▶ TASK GOAL:
Repeat the material exactly as it appears.

▶ RECORDS FOR THE TASK:
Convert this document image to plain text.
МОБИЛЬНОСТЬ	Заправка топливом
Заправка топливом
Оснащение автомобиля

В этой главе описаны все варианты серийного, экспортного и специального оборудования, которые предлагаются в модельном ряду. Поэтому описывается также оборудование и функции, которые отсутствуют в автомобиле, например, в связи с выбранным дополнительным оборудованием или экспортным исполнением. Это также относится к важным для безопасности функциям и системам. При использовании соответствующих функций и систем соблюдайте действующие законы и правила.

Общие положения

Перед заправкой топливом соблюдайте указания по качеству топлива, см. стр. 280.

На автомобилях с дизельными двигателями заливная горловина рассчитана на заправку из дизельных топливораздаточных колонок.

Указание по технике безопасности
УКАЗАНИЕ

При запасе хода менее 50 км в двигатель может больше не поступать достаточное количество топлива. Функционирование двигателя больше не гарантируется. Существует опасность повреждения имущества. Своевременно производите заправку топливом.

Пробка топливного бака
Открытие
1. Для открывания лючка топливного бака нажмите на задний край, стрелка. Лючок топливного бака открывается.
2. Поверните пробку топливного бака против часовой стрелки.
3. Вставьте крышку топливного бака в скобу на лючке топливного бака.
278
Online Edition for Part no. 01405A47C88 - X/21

▶ EXPECTED ANSWER:
Convert this document image to plain text.
МОБИЛЬНОСТЬ	Заправка топливом
Заправка топливом
Оснащение автомобиля

В этой главе описаны все варианты серийного, экспортного и специального оборудования, которые предлагаются в модельном ряду. Поэтому описывается также оборудование и функции, которые отсутствуют в автомобиле, например, в связи с выбранным дополнительным оборудованием или экспортным исполнением. Это также относится к важным для безопасности функциям и системам. При использовании соответствующих функций и систем соблюдайте действующие законы и правила.

Общие положения

Перед заправкой топливом соблюдайте указания по качеству топлива, см. стр. 280.

На автомобилях с дизельными двигателями заливная горловина рассчитана на заправку из дизельных топливораздаточных колонок.

Указание по технике безопасности
УКАЗАНИЕ

При запасе хода менее 50 км в двигатель может больше не поступать достаточное количество топлива. Функционирование двигателя больше не гарантируется. Существует опасность повреждения имущества. Своевременно производите заправку топливом.

Пробка топливного бака
Открытие
1. Для открывания лючка топливного бака нажмите на задний край, стрелка. Лючок топливного бака открывается.
2. Поверните пробку топливного бака против часовой стрелки.
3. Вставьте крышку топливного бака в скобу на лючке топливного бака.
278
Online Edition for Part no. 01405A47C88 - X/21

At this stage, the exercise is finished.